• [Task to carry out]: List each line in which the string "this" appears.

[Excerpt from a dataset]
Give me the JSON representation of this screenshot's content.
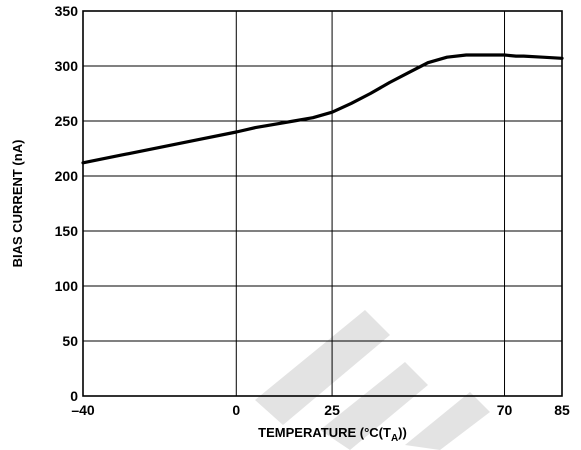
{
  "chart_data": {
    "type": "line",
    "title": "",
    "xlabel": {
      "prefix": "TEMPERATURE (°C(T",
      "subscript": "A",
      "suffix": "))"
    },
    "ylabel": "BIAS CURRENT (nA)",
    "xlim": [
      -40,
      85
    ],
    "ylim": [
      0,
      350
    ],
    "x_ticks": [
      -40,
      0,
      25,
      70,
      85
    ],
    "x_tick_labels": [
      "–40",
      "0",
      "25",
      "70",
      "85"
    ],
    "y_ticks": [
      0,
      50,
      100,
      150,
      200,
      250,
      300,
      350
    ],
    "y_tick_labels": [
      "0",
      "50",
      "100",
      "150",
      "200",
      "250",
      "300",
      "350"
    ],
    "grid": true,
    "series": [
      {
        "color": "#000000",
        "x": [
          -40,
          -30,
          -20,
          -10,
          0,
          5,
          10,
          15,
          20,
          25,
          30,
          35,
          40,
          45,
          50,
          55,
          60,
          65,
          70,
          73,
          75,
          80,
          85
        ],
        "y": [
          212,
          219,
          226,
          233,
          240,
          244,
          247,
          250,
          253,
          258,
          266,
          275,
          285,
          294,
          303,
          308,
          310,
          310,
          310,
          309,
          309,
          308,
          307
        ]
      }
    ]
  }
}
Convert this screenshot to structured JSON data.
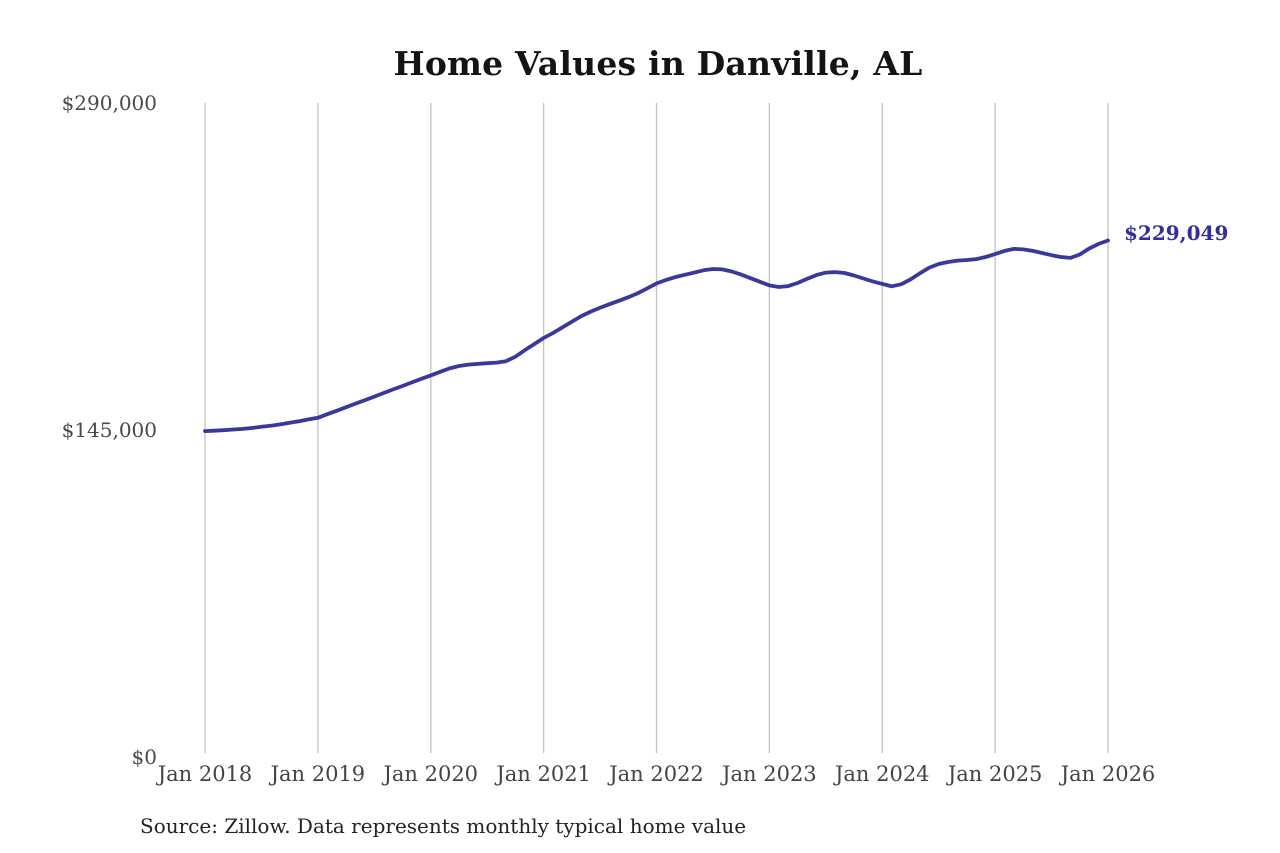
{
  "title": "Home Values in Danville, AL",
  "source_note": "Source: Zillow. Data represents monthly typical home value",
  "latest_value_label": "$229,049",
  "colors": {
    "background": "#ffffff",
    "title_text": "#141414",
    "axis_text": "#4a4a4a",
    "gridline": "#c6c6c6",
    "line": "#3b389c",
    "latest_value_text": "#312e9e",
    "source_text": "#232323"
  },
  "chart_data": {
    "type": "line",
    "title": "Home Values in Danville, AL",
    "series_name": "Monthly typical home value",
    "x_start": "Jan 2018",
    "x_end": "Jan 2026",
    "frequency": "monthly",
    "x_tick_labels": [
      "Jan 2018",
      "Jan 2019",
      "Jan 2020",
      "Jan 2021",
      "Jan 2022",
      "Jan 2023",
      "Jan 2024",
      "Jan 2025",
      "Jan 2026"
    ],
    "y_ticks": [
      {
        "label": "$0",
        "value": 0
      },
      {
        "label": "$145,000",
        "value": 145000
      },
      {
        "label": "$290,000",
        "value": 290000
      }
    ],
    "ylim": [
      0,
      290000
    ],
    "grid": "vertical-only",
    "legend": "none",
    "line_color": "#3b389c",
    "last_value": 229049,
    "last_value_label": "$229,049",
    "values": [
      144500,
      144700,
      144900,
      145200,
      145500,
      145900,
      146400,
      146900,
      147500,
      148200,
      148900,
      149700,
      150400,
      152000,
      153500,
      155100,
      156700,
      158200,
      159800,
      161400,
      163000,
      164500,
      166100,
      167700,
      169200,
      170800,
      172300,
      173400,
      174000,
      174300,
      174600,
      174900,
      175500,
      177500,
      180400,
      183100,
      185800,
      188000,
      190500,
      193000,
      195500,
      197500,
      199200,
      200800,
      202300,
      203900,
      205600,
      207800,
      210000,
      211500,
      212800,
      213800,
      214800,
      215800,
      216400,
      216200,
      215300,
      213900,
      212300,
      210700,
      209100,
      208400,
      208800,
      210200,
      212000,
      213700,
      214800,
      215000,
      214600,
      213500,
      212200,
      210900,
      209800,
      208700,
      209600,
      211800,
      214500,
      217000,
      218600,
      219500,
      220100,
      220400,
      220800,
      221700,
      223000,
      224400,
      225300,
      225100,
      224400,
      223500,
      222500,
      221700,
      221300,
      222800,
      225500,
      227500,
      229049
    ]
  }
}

• [Answer to the problem]:
Give me the JSON representation of this screenshot's content.
Convert this screenshot to structured JSON data.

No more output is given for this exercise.